• **PAGE EXCERPT**:
Would love to see a real life photo of your Campanola. I have a couple myself and they're keepers. Exceptional quality, distinctive design and exclusivity - it doesn't get much better for the money. I enjoy the fact that the Campanola brand is a bit of secret club because while we go about daily business the chance of running into someone else who has one is fairly slim. It's probably as rare as Citizen is common!


----------



## atlcal (Dec 4, 2016)

A couple from last week, I can't imagine I'll ever run into another Campanola.


----------



## HorologicOptic (Jun 17, 2019)

atlcal said:


> A couple from last week, I can't imagine I'll ever run into another Campanola.


I'm a bit late to the thread, but I am interested in how these wear. They have an undeniable wrist presence, but I have a feeling they wear smaller than they look. Is this the case?


----------



## Kashbadash (Jul 12, 2015)

TrawlingOne said:


> I'm a bit late to the thread, but I am interested in how these wear. They have an undeniable wrist presence, but I have a feeling they wear smaller than they look. Is this the case?


I think it depends on the model but the models I have are very comfortable to wear and not too big - they're designed well. I have a smaller than average wrist and I find a 43mm Grand Complication to be perfectly fine - not too big or thick.


----------



## Kilovolt (May 1, 2012)

My LE Campanola (AH7010-35A) is a big watch and wears big also on my 7" wrist. Not too big though. b-)


----------



## HEQAdmirer (Mar 31, 2016)

• **PROMPT**: Could you condense the paragraph in the Campanola watch thread that begins "Would love to see a real life photo" into a short list of its main points?

• **DATA EXCERPTS**:
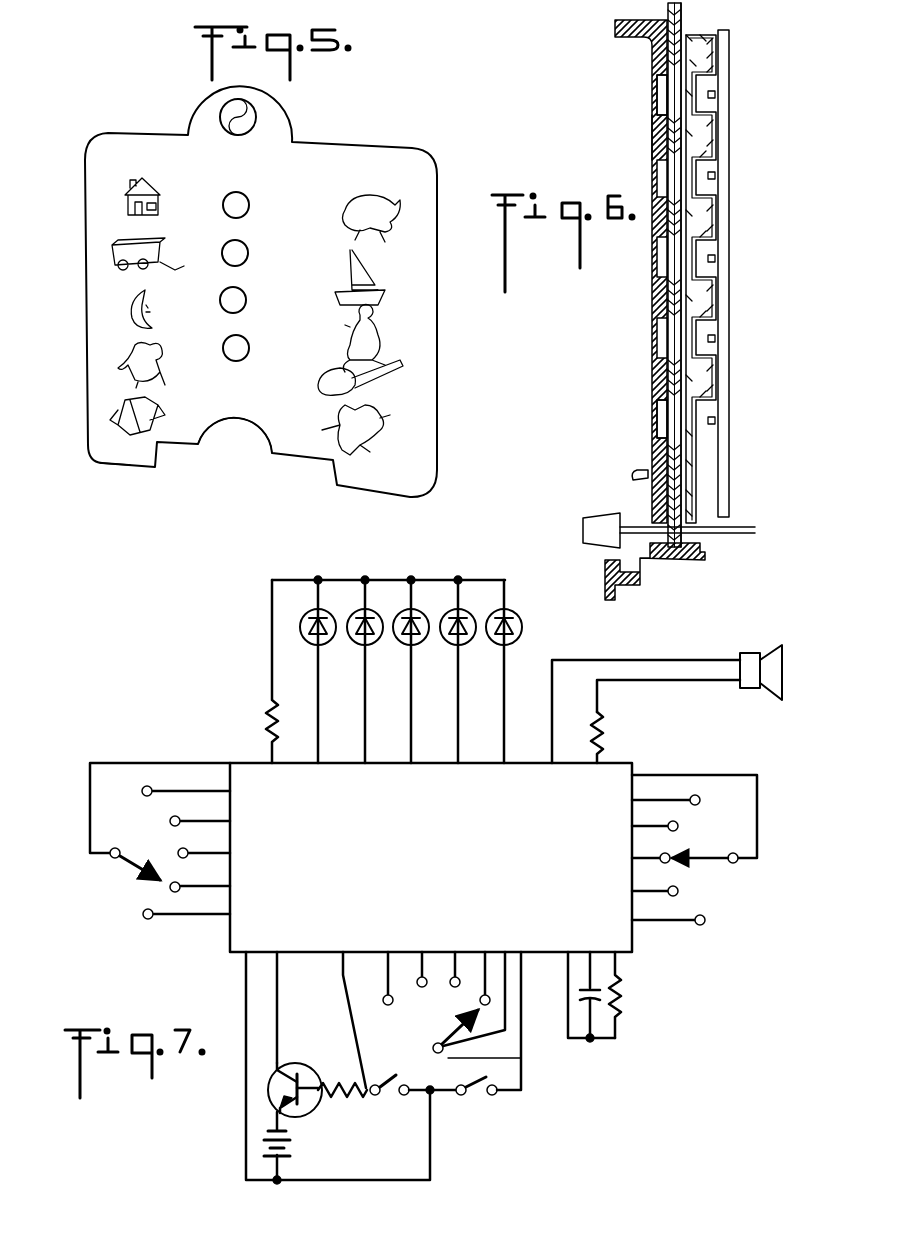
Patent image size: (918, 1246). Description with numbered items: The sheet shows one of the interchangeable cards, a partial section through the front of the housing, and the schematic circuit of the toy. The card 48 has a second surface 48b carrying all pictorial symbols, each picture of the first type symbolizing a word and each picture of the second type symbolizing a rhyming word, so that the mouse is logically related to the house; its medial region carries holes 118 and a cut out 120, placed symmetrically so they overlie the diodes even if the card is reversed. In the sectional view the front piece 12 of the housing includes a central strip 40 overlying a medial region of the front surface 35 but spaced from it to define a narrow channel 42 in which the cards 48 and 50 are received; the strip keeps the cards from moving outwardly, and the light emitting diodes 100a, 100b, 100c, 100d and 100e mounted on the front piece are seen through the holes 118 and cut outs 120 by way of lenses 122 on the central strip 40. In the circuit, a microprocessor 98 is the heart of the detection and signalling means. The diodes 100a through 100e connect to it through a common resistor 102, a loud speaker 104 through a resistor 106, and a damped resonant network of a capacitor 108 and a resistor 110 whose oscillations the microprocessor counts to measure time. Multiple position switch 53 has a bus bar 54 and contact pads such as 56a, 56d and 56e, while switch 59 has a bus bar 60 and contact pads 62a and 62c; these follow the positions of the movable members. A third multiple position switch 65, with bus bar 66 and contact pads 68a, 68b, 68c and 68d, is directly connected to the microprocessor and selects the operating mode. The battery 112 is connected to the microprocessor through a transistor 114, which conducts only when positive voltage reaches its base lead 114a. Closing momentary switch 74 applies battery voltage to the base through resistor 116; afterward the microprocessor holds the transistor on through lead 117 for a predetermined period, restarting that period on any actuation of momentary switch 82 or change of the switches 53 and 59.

In FIG. 6, the front piece 12 is at (735, 232).
In FIG. 6, the front surface 35 is at (660, 493).
In FIG. 6, the central strip 40 is at (652, 299).
In FIG. 6, the channel 42 is at (703, 32).
In FIG. 5, the card 48 is at (205, 100).
In FIG. 6, the card 48 is at (665, 9).
In FIG. 5, the second surface of card 48b is at (125, 457).
In FIG. 6, the card 50 is at (695, 12).
In FIG. 7, the multiple position switch 53 is at (100, 866).
In FIG. 7, the bus bar 54 is at (118, 848).
In FIG. 7, the contact pad 56a is at (151, 786).
In FIG. 7, the contact pad 56d is at (173, 892).
In FIG. 7, the contact pad 56e is at (143, 918).
In FIG. 7, the multiple position switch 59 is at (782, 835).
In FIG. 7, the bus bar 60 is at (735, 863).
In FIG. 7, the contact pad 62a is at (699, 803).
In FIG. 7, the contact pad 62c is at (672, 853).
In FIG. 7, the multiple position switch 65 is at (450, 1058).
In FIG. 7, the bus bar 66 is at (432, 1048).
In FIG. 7, the contact pad 68a is at (492, 1000).
In FIG. 7, the contact pad 68b is at (450, 986).
In FIG. 7, the contact pad 68c is at (415, 990).
In FIG. 7, the contact pad 68d is at (382, 1000).
In FIG. 7, the momentary switch 74 is at (392, 1098).
In FIG. 7, the momentary switch 82 is at (472, 1100).
In FIG. 7, the microprocessor 98 is at (628, 936).
In FIG. 6, the light emitting diode 100a is at (716, 95).
In FIG. 7, the light emitting diode 100a is at (310, 610).
In FIG. 6, the light emitting diode 100b is at (716, 176).
In FIG. 7, the light emitting diode 100b is at (357, 610).
In FIG. 6, the light emitting diode 100c is at (716, 258).
In FIG. 7, the light emitting diode 100c is at (402, 610).
In FIG. 6, the light emitting diode 100d is at (716, 339).
In FIG. 7, the light emitting diode 100d is at (447, 610).
In FIG. 6, the light emitting diode 100e is at (716, 421).
In FIG. 7, the light emitting diode 100e is at (495, 610).
In FIG. 7, the common resistor 102 is at (262, 705).
In FIG. 7, the loud speaker 104 is at (786, 686).
In FIG. 7, the resistor 106 is at (608, 728).
In FIG. 7, the capacitor 108 is at (595, 1008).
In FIG. 7, the resistor 110 is at (624, 1006).
In FIG. 7, the battery 112 is at (285, 1156).
In FIG. 7, the transistor 114 is at (270, 1095).
In FIG. 7, the base lead 114a is at (299, 1072).
In FIG. 7, the resistor 116 is at (338, 1097).
In FIG. 7, the lead 117 is at (343, 975).
In FIG. 5, the holes 118 is at (250, 205).
In FIG. 6, the holes 118 is at (660, 96).
In FIG. 5, the cut outs 120 is at (244, 432).
In FIG. 6, the cut outs 120 is at (658, 417).
In FIG. 6, the lenses 122 is at (652, 112).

• **SOLUTION**:
- Wants to see a real-life photo of the other person's Campanola.
- Owns a couple of Campanolas and considers them keepers.
- Praises their exceptional quality, distinctive design and exclusivity for the money.
- Likes that the brand feels like a secret club, since meeting another owner is unlikely.
- Thinks it is probably as rare as Citizen is common.